ACTION ITEM: Reproduce all records exactly.

☆ ☆ ☆ ☆ ☆ ☆ ☆

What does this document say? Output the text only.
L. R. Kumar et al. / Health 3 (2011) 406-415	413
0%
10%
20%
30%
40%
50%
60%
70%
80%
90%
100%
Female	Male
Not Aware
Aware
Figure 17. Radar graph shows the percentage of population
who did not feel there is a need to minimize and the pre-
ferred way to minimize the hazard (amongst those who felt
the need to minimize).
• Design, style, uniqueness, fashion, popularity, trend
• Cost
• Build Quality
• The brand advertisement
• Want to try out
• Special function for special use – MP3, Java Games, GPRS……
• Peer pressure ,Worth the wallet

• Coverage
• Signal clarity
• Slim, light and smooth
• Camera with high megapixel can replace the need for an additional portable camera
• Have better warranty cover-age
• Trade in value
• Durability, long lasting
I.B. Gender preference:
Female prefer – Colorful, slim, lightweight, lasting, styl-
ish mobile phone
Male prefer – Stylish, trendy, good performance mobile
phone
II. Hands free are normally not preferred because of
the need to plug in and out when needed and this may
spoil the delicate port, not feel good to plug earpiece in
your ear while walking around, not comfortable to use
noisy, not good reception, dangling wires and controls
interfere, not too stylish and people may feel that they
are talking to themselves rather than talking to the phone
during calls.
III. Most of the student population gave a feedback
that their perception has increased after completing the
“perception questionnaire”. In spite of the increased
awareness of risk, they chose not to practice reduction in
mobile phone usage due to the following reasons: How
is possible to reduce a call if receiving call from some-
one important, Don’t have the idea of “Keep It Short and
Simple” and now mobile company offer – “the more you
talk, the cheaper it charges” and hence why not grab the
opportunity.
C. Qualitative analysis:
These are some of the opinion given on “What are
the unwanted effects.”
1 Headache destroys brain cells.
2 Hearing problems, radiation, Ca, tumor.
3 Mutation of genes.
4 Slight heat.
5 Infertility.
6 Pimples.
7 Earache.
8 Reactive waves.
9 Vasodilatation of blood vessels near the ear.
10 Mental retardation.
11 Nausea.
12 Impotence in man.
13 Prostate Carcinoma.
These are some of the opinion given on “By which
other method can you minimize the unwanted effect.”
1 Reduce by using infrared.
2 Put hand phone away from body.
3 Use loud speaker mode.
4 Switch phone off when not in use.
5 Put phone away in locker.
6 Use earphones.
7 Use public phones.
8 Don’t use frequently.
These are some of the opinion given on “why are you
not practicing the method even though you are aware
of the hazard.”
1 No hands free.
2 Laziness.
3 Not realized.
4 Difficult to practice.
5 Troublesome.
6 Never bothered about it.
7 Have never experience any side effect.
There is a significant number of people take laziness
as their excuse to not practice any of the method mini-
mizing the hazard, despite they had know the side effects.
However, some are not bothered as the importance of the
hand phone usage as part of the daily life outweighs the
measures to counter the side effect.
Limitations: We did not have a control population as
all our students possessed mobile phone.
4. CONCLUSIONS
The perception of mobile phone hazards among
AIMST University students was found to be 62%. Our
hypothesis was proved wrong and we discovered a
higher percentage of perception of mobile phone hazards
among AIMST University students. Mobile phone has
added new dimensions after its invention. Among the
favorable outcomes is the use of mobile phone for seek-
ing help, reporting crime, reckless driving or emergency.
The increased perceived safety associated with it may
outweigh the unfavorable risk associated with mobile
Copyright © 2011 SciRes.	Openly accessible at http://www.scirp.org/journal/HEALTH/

☆ ☆ ☆ ☆ ☆ ☆ ☆

RESULT OF THE TASK:
What does this document say? Output the text only.
L. R. Kumar et al. / Health 3 (2011) 406-415	413
0%
10%
20%
30%
40%
50%
60%
70%
80%
90%
100%
Female	Male
Not Aware
Aware
Figure 17. Radar graph shows the percentage of population
who did not feel there is a need to minimize and the pre-
ferred way to minimize the hazard (amongst those who felt
the need to minimize).
• Design, style, uniqueness, fashion, popularity, trend
• Cost
• Build Quality
• The brand advertisement
• Want to try out
• Special function for special use – MP3, Java Games, GPRS……
• Peer pressure ,Worth the wallet

• Coverage
• Signal clarity
• Slim, light and smooth
• Camera with high megapixel can replace the need for an additional portable camera
• Have better warranty cover-age
• Trade in value
• Durability, long lasting
I.B. Gender preference:
Female prefer – Colorful, slim, lightweight, lasting, styl-
ish mobile phone
Male prefer – Stylish, trendy, good performance mobile
phone
II. Hands free are normally not preferred because of
the need to plug in and out when needed and this may
spoil the delicate port, not feel good to plug earpiece in
your ear while walking around, not comfortable to use
noisy, not good reception, dangling wires and controls
interfere, not too stylish and people may feel that they
are talking to themselves rather than talking to the phone
during calls.
III. Most of the student population gave a feedback
that their perception has increased after completing the
“perception questionnaire”. In spite of the increased
awareness of risk, they chose not to practice reduction in
mobile phone usage due to the following reasons: How
is possible to reduce a call if receiving call from some-
one important, Don’t have the idea of “Keep It Short and
Simple” and now mobile company offer – “the more you
talk, the cheaper it charges” and hence why not grab the
opportunity.
C. Qualitative analysis:
These are some of the opinion given on “What are
the unwanted effects.”
1 Headache destroys brain cells.
2 Hearing problems, radiation, Ca, tumor.
3 Mutation of genes.
4 Slight heat.
5 Infertility.
6 Pimples.
7 Earache.
8 Reactive waves.
9 Vasodilatation of blood vessels near the ear.
10 Mental retardation.
11 Nausea.
12 Impotence in man.
13 Prostate Carcinoma.
These are some of the opinion given on “By which
other method can you minimize the unwanted effect.”
1 Reduce by using infrared.
2 Put hand phone away from body.
3 Use loud speaker mode.
4 Switch phone off when not in use.
5 Put phone away in locker.
6 Use earphones.
7 Use public phones.
8 Don’t use frequently.
These are some of the opinion given on “why are you
not practicing the method even though you are aware
of the hazard.”
1 No hands free.
2 Laziness.
3 Not realized.
4 Difficult to practice.
5 Troublesome.
6 Never bothered about it.
7 Have never experience any side effect.
There is a significant number of people take laziness
as their excuse to not practice any of the method mini-
mizing the hazard, despite they had know the side effects.
However, some are not bothered as the importance of the
hand phone usage as part of the daily life outweighs the
measures to counter the side effect.
Limitations: We did not have a control population as
all our students possessed mobile phone.
4. CONCLUSIONS
The perception of mobile phone hazards among
AIMST University students was found to be 62%. Our
hypothesis was proved wrong and we discovered a
higher percentage of perception of mobile phone hazards
among AIMST University students. Mobile phone has
added new dimensions after its invention. Among the
favorable outcomes is the use of mobile phone for seek-
ing help, reporting crime, reckless driving or emergency.
The increased perceived safety associated with it may
outweigh the unfavorable risk associated with mobile
Copyright © 2011 SciRes.	Openly accessible at http://www.scirp.org/journal/HEALTH/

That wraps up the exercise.